══ DATA ROWS

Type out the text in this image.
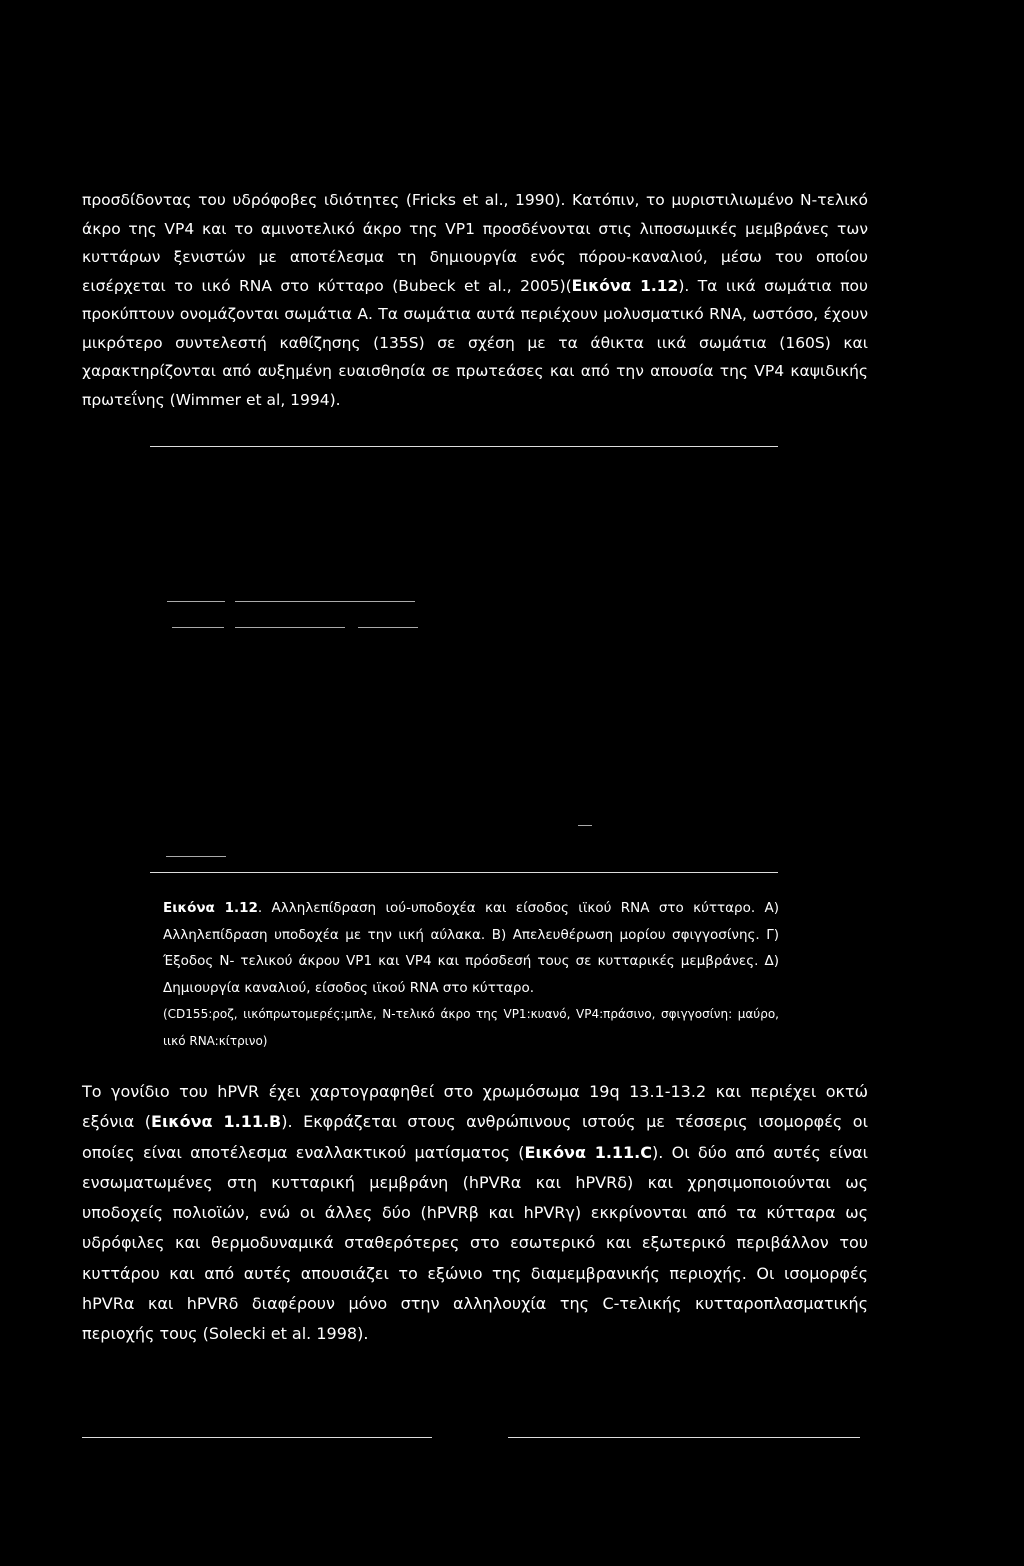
προσδίδοντας του υδρόφοβες ιδιότητες (Fricks et al., 1990). Κατόπιν, το μυριστιλιωμένο Ν-τελικό άκρο της VP4 και το αμινοτελικό άκρο της VP1 προσδένονται στις λιποσωμικές μεμβράνες των κυττάρων ξενιστών με αποτέλεσμα τη δημιουργία ενός πόρου-καναλιού, μέσω του οποίου εισέρχεται το ιικό RNA στο κύτταρο (Bubeck et al., 2005)(Εικόνα 1.12). Τα ιικά σωμάτια που προκύπτουν ονομάζονται σωμάτια Α. Τα σωμάτια αυτά περιέχουν μολυσματικό RNA, ωστόσο, έχουν μικρότερο συντελεστή καθίζησης (135S) σε σχέση με τα άθικτα ιικά σωμάτια (160S) και χαρακτηρίζονται από αυξημένη ευαισθησία σε πρωτεάσες και από την απουσία της VP4 καψιδικής πρωτεΐνης (Wimmer et al, 1994).

Εικόνα 1.12. Αλληλεπίδραση ιού-υποδοχέα και είσοδος ιϊκού RNA στο κύτταρο. Α) Αλληλεπίδραση υποδοχέα με την ιική αύλακα. Β) Απελευθέρωση μορίου σφιγγοσίνης. Γ) Έξοδος Ν- τελικού άκρου VP1 και VP4 και πρόσδεσή τους σε κυτταρικές μεμβράνες. Δ) Δημιουργία καναλιού, είσοδος ιϊκού RNA στο κύτταρο.
(CD155:ροζ, ιικόπρωτομερές:μπλε, Ν-τελικό άκρο της VP1:κυανό, VP4:πράσινο, σφιγγοσίνη: μαύρο, ιικό RNA:κίτρινο)

Το γονίδιο του hPVR έχει χαρτογραφηθεί στο χρωμόσωμα 19q 13.1-13.2 και περιέχει οκτώ εξόνια (Εικόνα 1.11.Β). Εκφράζεται στους ανθρώπινους ιστούς με τέσσερις ισομορφές οι οποίες είναι αποτέλεσμα εναλλακτικού ματίσματος (Εικόνα 1.11.C). Οι δύο από αυτές είναι ενσωματωμένες στη κυτταρική μεμβράνη (hPVRα και hPVRδ) και χρησιμοποιούνται ως υποδοχείς πολιοϊών, ενώ οι άλλες δύο (hPVRβ και hPVRγ) εκκρίνονται από τα κύτταρα ως υδρόφιλες και θερμοδυναμικά σταθερότερες στο εσωτερικό και εξωτερικό περιβάλλον του κυττάρου και από αυτές απουσιάζει το εξώνιο της διαμεμβρανικής περιοχής. Οι ισομορφές hPVRα και hPVRδ διαφέρουν μόνο στην αλληλουχία της C-τελικής κυτταροπλασματικής περιοχής τους (Solecki et al. 1998).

════

Print each of the records above exactly as written, leaving no picture in the copy.

Type out the text in this image.
προσδίδοντας του υδρόφοβες ιδιότητες (Fricks et al., 1990). Κατόπιν, το μυριστιλιωμένο Ν-τελικό άκρο της VP4 και το αμινοτελικό άκρο της VP1 προσδένονται στις λιποσωμικές μεμβράνες των κυττάρων ξενιστών με αποτέλεσμα τη δημιουργία ενός πόρου-καναλιού, μέσω του οποίου εισέρχεται το ιικό RNA στο κύτταρο (Bubeck et al., 2005)(Εικόνα 1.12). Τα ιικά σωμάτια που προκύπτουν ονομάζονται σωμάτια Α. Τα σωμάτια αυτά περιέχουν μολυσματικό RNA, ωστόσο, έχουν μικρότερο συντελεστή καθίζησης (135S) σε σχέση με τα άθικτα ιικά σωμάτια (160S) και χαρακτηρίζονται από αυξημένη ευαισθησία σε πρωτεάσες και από την απουσία της VP4 καψιδικής πρωτεΐνης (Wimmer et al, 1994).

Εικόνα 1.12. Αλληλεπίδραση ιού-υποδοχέα και είσοδος ιϊκού RNA στο κύτταρο. Α) Αλληλεπίδραση υποδοχέα με την ιική αύλακα. Β) Απελευθέρωση μορίου σφιγγοσίνης. Γ) Έξοδος Ν- τελικού άκρου VP1 και VP4 και πρόσδεσή τους σε κυτταρικές μεμβράνες. Δ) Δημιουργία καναλιού, είσοδος ιϊκού RNA στο κύτταρο.
(CD155:ροζ, ιικόπρωτομερές:μπλε, Ν-τελικό άκρο της VP1:κυανό, VP4:πράσινο, σφιγγοσίνη: μαύρο, ιικό RNA:κίτρινο)

Το γονίδιο του hPVR έχει χαρτογραφηθεί στο χρωμόσωμα 19q 13.1-13.2 και περιέχει οκτώ εξόνια (Εικόνα 1.11.Β). Εκφράζεται στους ανθρώπινους ιστούς με τέσσερις ισομορφές οι οποίες είναι αποτέλεσμα εναλλακτικού ματίσματος (Εικόνα 1.11.C). Οι δύο από αυτές είναι ενσωματωμένες στη κυτταρική μεμβράνη (hPVRα και hPVRδ) και χρησιμοποιούνται ως υποδοχείς πολιοϊών, ενώ οι άλλες δύο (hPVRβ και hPVRγ) εκκρίνονται από τα κύτταρα ως υδρόφιλες και θερμοδυναμικά σταθερότερες στο εσωτερικό και εξωτερικό περιβάλλον του κυττάρου και από αυτές απουσιάζει το εξώνιο της διαμεμβρανικής περιοχής. Οι ισομορφές hPVRα και hPVRδ διαφέρουν μόνο στην αλληλουχία της C-τελικής κυτταροπλασματικής περιοχής τους (Solecki et al. 1998).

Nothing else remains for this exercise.